-- JOB --
Scan the records below. List lines holding "post".

··· DATASET CONTENT

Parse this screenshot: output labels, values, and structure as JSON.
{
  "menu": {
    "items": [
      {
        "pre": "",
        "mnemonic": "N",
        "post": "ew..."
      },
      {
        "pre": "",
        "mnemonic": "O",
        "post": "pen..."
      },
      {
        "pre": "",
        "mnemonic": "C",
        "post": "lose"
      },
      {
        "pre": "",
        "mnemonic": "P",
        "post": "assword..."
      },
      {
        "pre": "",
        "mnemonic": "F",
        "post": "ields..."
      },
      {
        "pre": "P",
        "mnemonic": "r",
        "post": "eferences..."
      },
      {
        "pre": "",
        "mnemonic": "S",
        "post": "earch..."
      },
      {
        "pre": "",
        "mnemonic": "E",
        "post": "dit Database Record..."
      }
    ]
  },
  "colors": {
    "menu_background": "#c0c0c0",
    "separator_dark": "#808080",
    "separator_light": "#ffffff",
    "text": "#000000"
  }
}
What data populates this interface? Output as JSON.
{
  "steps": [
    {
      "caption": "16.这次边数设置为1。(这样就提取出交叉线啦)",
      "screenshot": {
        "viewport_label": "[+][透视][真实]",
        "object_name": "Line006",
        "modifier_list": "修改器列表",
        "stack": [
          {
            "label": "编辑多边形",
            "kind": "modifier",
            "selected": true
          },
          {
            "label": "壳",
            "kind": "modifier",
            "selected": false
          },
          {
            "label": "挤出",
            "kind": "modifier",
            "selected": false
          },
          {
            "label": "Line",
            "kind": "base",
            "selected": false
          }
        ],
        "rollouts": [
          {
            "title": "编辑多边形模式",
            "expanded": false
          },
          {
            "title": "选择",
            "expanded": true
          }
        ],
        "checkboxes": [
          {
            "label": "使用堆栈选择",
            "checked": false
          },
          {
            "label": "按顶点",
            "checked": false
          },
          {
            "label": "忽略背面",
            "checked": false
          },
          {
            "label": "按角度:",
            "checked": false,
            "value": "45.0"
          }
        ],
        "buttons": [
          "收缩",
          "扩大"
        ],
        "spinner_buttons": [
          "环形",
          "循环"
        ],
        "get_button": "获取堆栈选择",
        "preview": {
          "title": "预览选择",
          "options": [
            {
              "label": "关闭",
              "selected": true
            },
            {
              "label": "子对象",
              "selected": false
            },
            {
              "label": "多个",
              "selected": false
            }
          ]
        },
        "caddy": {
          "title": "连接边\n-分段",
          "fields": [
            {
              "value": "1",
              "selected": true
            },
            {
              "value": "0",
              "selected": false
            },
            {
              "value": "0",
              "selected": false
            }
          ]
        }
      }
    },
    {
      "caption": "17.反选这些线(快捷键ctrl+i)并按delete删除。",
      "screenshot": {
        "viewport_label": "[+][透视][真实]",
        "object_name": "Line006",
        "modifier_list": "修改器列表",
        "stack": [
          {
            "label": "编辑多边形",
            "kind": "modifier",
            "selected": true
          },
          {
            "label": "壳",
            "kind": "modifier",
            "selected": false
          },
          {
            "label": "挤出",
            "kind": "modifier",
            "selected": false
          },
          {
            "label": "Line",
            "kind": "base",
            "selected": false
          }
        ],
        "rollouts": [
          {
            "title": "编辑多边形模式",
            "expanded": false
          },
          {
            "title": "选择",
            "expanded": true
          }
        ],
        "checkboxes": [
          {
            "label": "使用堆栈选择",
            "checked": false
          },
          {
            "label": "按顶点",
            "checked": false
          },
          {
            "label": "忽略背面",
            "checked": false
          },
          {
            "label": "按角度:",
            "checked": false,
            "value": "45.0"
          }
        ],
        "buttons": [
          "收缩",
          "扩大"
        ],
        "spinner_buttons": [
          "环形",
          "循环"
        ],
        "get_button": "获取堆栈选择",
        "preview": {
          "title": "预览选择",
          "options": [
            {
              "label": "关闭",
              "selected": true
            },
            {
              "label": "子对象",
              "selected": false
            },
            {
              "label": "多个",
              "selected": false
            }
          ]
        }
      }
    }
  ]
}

······

-- EXPECTED ANSWER --
        "post": "ew..."
        "post": "pen..."
        "post": "lose"
        "post": "assword..."
        "post": "ields..."
        "post": "eferences..."
        "post": "earch..."
        "post": "dit Database Record..."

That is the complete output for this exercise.